## EXTRACTED ENTRIES
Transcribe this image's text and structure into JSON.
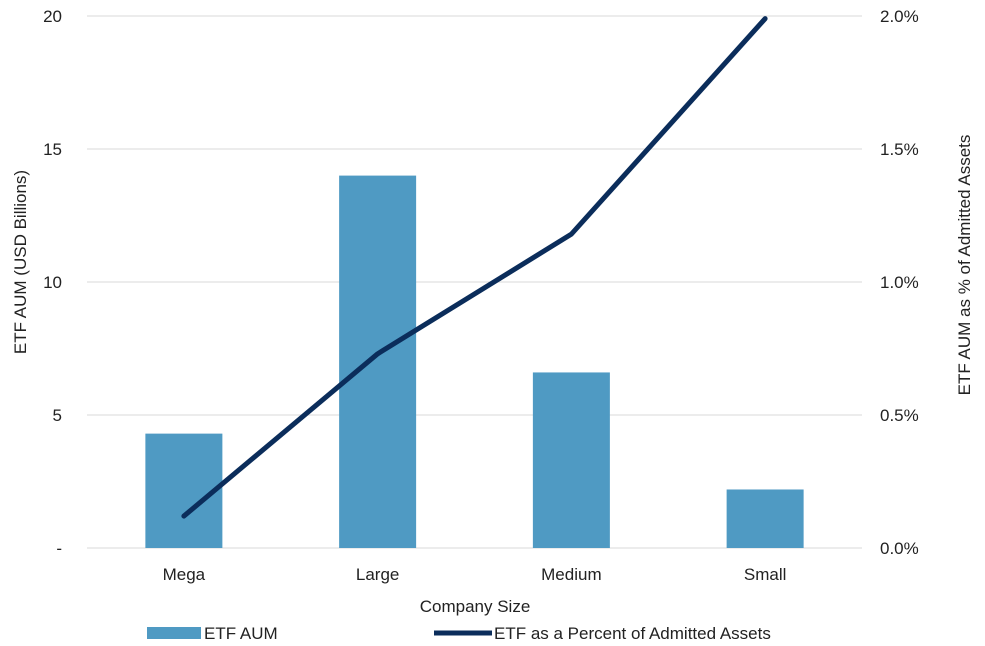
{
  "chart_data": {
    "type": "bar",
    "categories": [
      "Mega",
      "Large",
      "Medium",
      "Small"
    ],
    "series": [
      {
        "name": "ETF AUM",
        "type": "bar",
        "axis": "left",
        "values": [
          4.3,
          14.0,
          6.6,
          2.2
        ],
        "color": "#4f9ac3"
      },
      {
        "name": "ETF as a Percent of Admitted Assets",
        "type": "line",
        "axis": "right",
        "values": [
          0.0012,
          0.0073,
          0.0118,
          0.0199
        ],
        "color": "#0b2d5b"
      }
    ],
    "xlabel": "Company Size",
    "ylabel": "ETF AUM (USD Billions)",
    "y2label": "ETF AUM as % of Admitted Assets",
    "ylim": [
      0,
      20
    ],
    "y2lim": [
      0,
      0.02
    ],
    "yticks": [
      {
        "value": 0,
        "label": "-"
      },
      {
        "value": 5,
        "label": "5"
      },
      {
        "value": 10,
        "label": "10"
      },
      {
        "value": 15,
        "label": "15"
      },
      {
        "value": 20,
        "label": "20"
      }
    ],
    "y2ticks": [
      {
        "value": 0,
        "label": "0.0%"
      },
      {
        "value": 0.005,
        "label": "0.5%"
      },
      {
        "value": 0.01,
        "label": "1.0%"
      },
      {
        "value": 0.015,
        "label": "1.5%"
      },
      {
        "value": 0.02,
        "label": "2.0%"
      }
    ],
    "grid": true,
    "legend_position": "bottom",
    "colors": {
      "grid": "#d9d9d9",
      "bar": "#4f9ac3",
      "line": "#0b2d5b"
    }
  }
}
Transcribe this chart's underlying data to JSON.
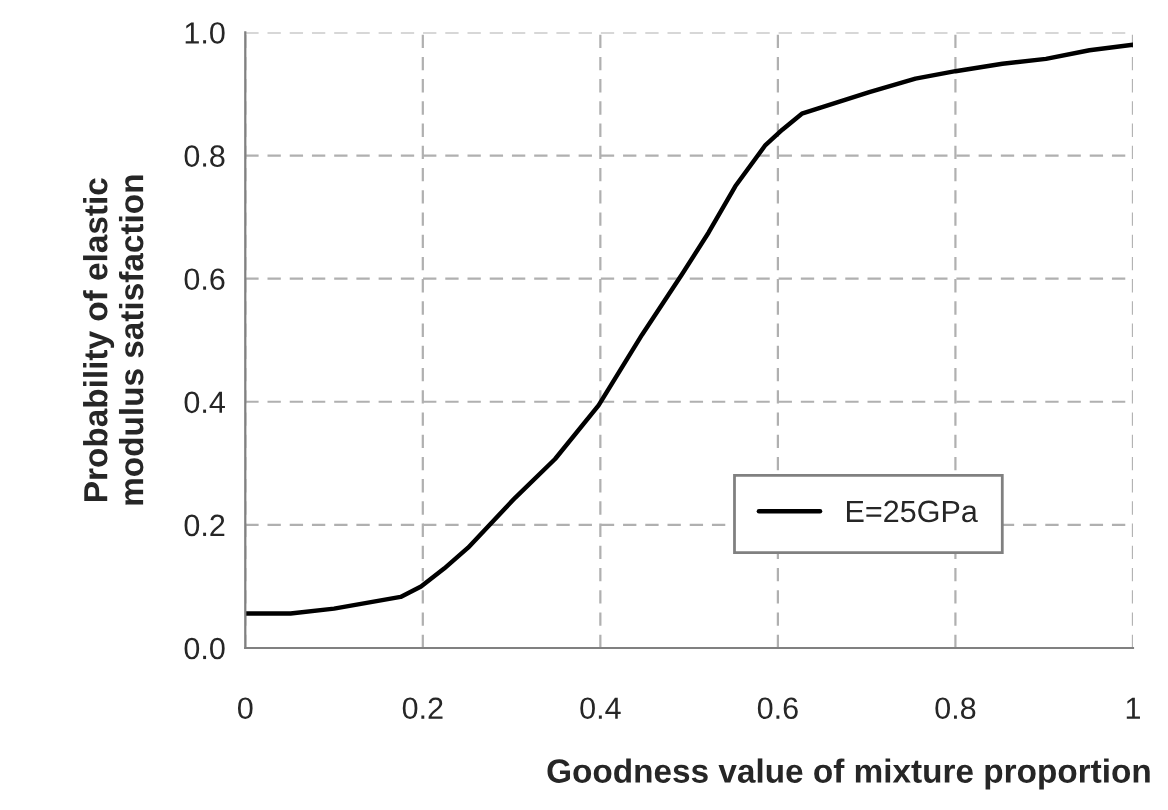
{
  "chart_data": {
    "type": "line",
    "xlabel": "Goodness value of mixture proportion",
    "ylabel": "Probability of elastic\nmodulus satisfaction",
    "x": [
      0,
      0.051,
      0.1,
      0.175,
      0.198,
      0.224,
      0.251,
      0.304,
      0.349,
      0.398,
      0.447,
      0.492,
      0.522,
      0.552,
      0.586,
      0.605,
      0.627,
      0.703,
      0.755,
      0.8,
      0.853,
      0.902,
      0.951,
      1.0
    ],
    "series": [
      {
        "name": "E=25GPa",
        "color": "#000000",
        "values": [
          0.056,
          0.056,
          0.064,
          0.083,
          0.1,
          0.129,
          0.163,
          0.244,
          0.307,
          0.394,
          0.509,
          0.607,
          0.675,
          0.75,
          0.817,
          0.842,
          0.868,
          0.903,
          0.925,
          0.937,
          0.949,
          0.957,
          0.971,
          0.98
        ]
      }
    ],
    "xlim": [
      0,
      1
    ],
    "ylim": [
      0,
      1
    ],
    "xticks": [
      0,
      0.2,
      0.4,
      0.6,
      0.8,
      1
    ],
    "yticks": [
      {
        "value": 0,
        "label": "0.0"
      },
      {
        "value": 0.2,
        "label": "0.2"
      },
      {
        "value": 0.4,
        "label": "0.4"
      },
      {
        "value": 0.6,
        "label": "0.6"
      },
      {
        "value": 0.8,
        "label": "0.8"
      },
      {
        "value": 1,
        "label": "1.0"
      }
    ],
    "grid": true,
    "legend": "bottom right",
    "marker": "none",
    "line_style": "solid"
  }
}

## EXERCISE GOAL
Please reproduce nothing but the lines from the one containing "Transcribe this chart's" through the closing line of the listing, retyped word for word, pictures excluded.

## SOLUTION FOR THIS TASK
Transcribe this chart's underlying data to JSON.
{
  "chart_data": {
    "type": "line",
    "xlabel": "Goodness value of mixture proportion",
    "ylabel": "Probability of elastic\nmodulus satisfaction",
    "x": [
      0,
      0.051,
      0.1,
      0.175,
      0.198,
      0.224,
      0.251,
      0.304,
      0.349,
      0.398,
      0.447,
      0.492,
      0.522,
      0.552,
      0.586,
      0.605,
      0.627,
      0.703,
      0.755,
      0.8,
      0.853,
      0.902,
      0.951,
      1.0
    ],
    "series": [
      {
        "name": "E=25GPa",
        "color": "#000000",
        "values": [
          0.056,
          0.056,
          0.064,
          0.083,
          0.1,
          0.129,
          0.163,
          0.244,
          0.307,
          0.394,
          0.509,
          0.607,
          0.675,
          0.75,
          0.817,
          0.842,
          0.868,
          0.903,
          0.925,
          0.937,
          0.949,
          0.957,
          0.971,
          0.98
        ]
      }
    ],
    "xlim": [
      0,
      1
    ],
    "ylim": [
      0,
      1
    ],
    "xticks": [
      0,
      0.2,
      0.4,
      0.6,
      0.8,
      1
    ],
    "yticks": [
      {
        "value": 0,
        "label": "0.0"
      },
      {
        "value": 0.2,
        "label": "0.2"
      },
      {
        "value": 0.4,
        "label": "0.4"
      },
      {
        "value": 0.6,
        "label": "0.6"
      },
      {
        "value": 0.8,
        "label": "0.8"
      },
      {
        "value": 1,
        "label": "1.0"
      }
    ],
    "grid": true,
    "legend": "bottom right",
    "marker": "none",
    "line_style": "solid"
  }
}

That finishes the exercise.